TASK REQUIREMENTS.
1. In the Kundalini teacher training text, what three things continue the work beyond the training?
2. List every religious or belief identity named in the Kundalini teacher training text among people who come to the teacher's classes.
3. Continue the Kundalini teacher training text from its last sentence.

TEXT.
>> START
The Kundalini Global Level one teacher training invites trainee teachers to reflect deeply on how they can be radically inclusive in their approach, exploring how to create safe spaces, excellent classes, and facilitate new experiences of the self, for everyone.
Yoga has the power to create change, not only for those who feel at ease walking into a shiny yoga studio, but for those for whom there is a curiosity but hesitancy, for whom there are (both visible and invisible) barriers to access what yoga has to offer.
The training works to create teachers who can hold classes safe enough for those who may feel they would be uncomfortable, unwelcome or othered in the space they imagine a yoga classroom to be. This is a huge, ongoing, piece of work, for every teacher. It is work that is continued beyond the training, through supervision, self-reflection and through a commitment we make as teachers to be open-minded in our reflective practise.
“A profound experience…”
As a teacher I am aware that I have people who come to my classes that are Muslim, Christian, people who are agnostic, atheist… and yet they can each access, through the way that I approach teaching, a very profound experience of a relationship to the Divine, in whatever form they believe it to be.
>> END
INFORMATION SHOWN.
>> START
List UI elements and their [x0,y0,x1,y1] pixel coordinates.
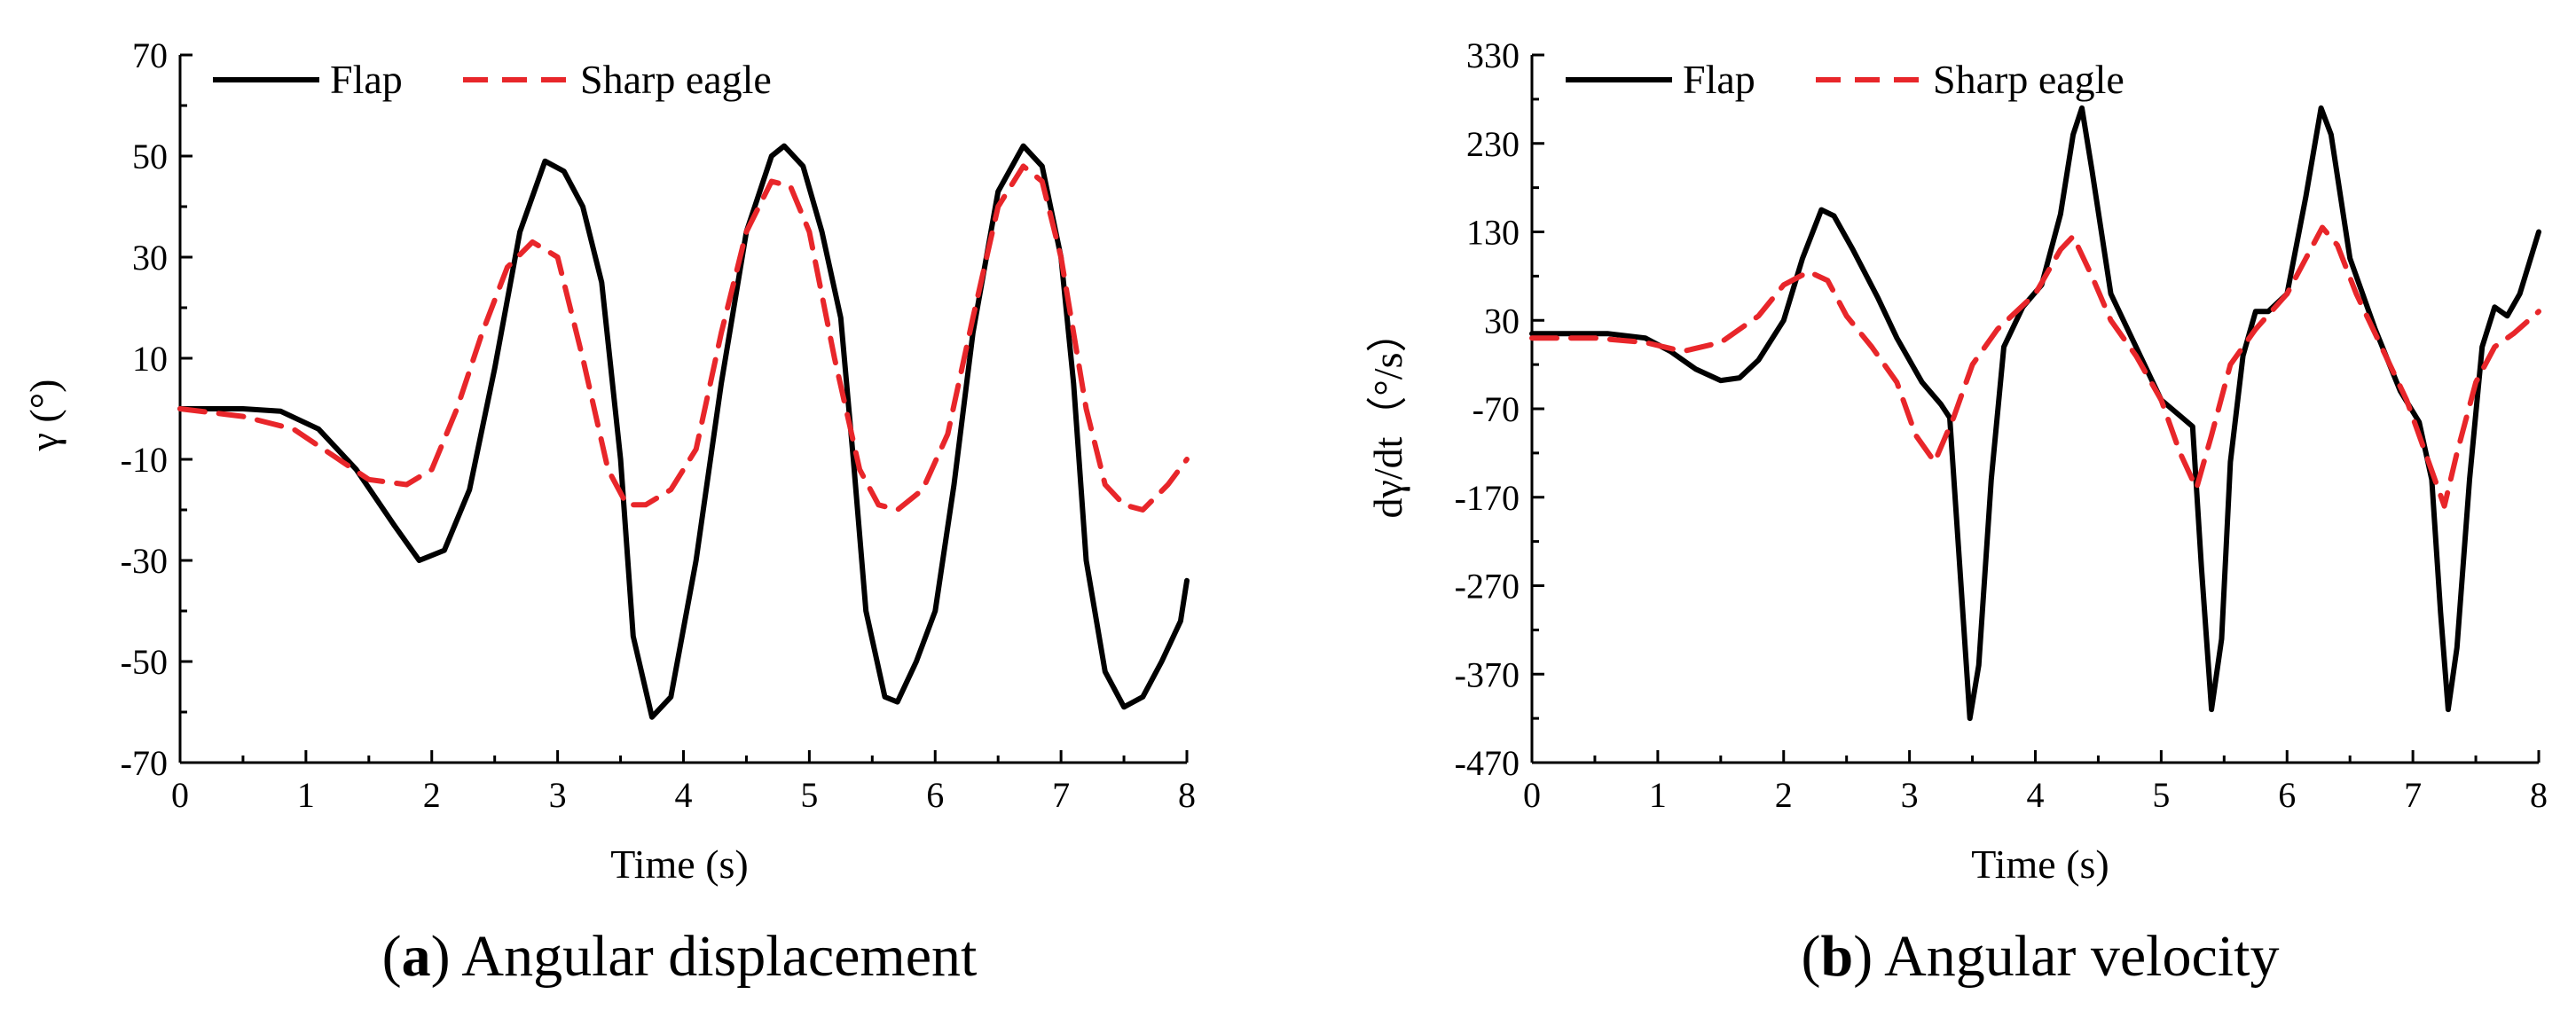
>> END
ANSWERS PROVIDED.
1. Supervision, self-reflection, and a commitment as teachers to be open-minded in reflective practise.

2. Muslim, Christian, agnostic, atheist

3.
In Kundalini Global we recognise that in all religious and spiritual practise there are some extraordinary rituals, ceremonies and practices that can help us access a much deeper relationship to our purpose… perhaps to reframe what has happened to us in our lives.
For a Kundalini Global trainee, the invitation is to develop a deep understanding of, and respect for, all religious and spiritual belief systems. This is part of a commitment to holding awareness of the barriers to access and what we may be able to do to include a wider demographic of people in our classes.
Yoga is Political
Yoga is political. And this is something teachers, new and experienced, all hold. On one hand we hold the contention that surrounds Western practise of yoga, and our role within that. We need to understand the huge amount of cultural appropriation of yoga in the West and consider our responsibility to be conscious and aware of this and hold respect and reverence for Hindu traditions and the historical roots of yoga. We need to consider our position relative to the co-opting of images, symbols, scripture… we need to look around at the commodification of the practise and we need to reflect, always, on the part we play in upholding that. Or choosing not to.
On the other hand, to open yoga up to all religious and spiritual belief systems, we need to be educated and aware of where the barriers are for those from a huge array of backgrounds.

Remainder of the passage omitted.